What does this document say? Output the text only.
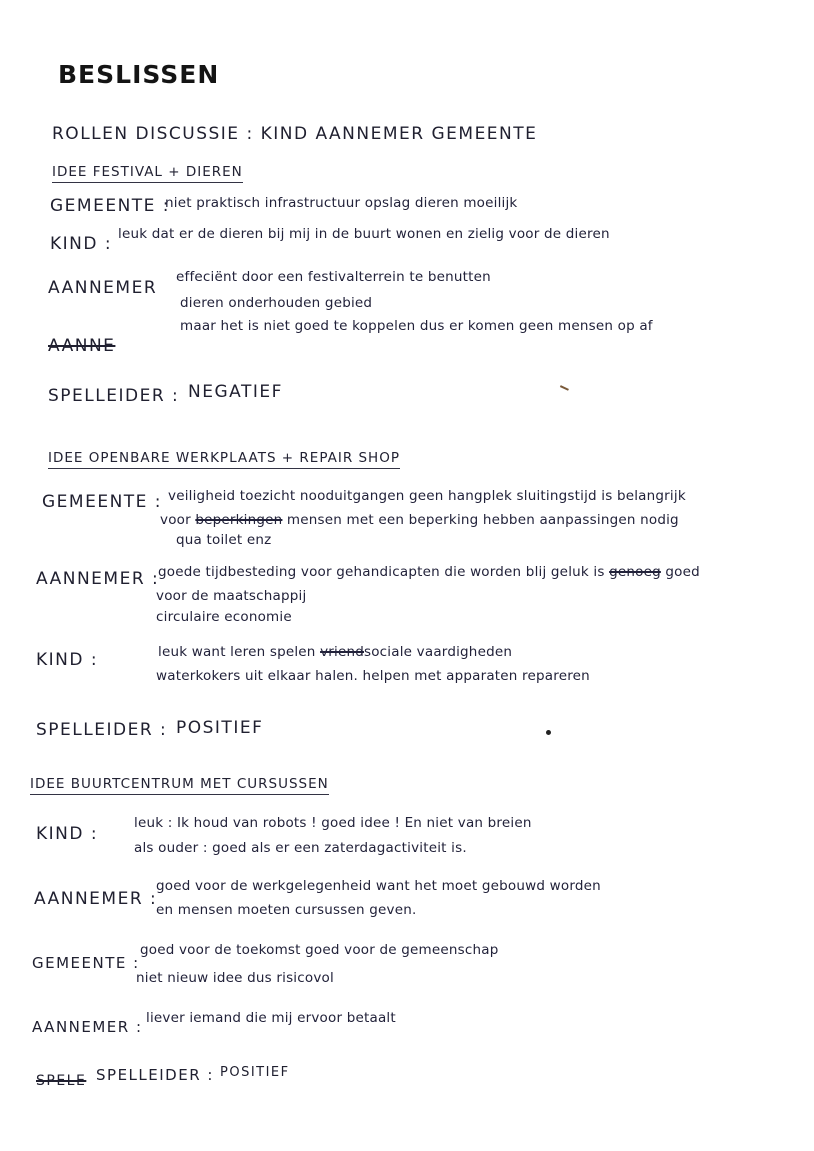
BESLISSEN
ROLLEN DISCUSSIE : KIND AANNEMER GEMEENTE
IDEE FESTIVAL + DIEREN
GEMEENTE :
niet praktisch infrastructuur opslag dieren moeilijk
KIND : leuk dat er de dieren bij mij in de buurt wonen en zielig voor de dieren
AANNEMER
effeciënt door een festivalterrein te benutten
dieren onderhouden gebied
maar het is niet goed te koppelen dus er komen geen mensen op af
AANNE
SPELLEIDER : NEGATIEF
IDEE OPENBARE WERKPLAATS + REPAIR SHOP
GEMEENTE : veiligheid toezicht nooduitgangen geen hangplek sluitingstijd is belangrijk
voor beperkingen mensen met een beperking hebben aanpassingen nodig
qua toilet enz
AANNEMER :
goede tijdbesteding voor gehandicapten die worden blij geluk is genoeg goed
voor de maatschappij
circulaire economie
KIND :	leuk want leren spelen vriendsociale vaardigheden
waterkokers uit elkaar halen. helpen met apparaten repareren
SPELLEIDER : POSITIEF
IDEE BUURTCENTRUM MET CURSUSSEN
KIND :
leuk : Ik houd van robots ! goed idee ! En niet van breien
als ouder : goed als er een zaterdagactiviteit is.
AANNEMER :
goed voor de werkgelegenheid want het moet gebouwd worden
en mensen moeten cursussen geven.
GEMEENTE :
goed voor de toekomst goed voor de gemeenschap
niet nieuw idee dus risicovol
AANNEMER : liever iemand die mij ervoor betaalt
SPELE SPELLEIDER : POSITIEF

* * * * *

Task description – Return each line with "niet".

Solution to the exercise –
niet praktisch infrastructuur opslag dieren moeilijk
maar het is niet goed te koppelen dus er komen geen mensen op af
leuk : Ik houd van robots ! goed idee ! En niet van breien
niet nieuw idee dus risicovol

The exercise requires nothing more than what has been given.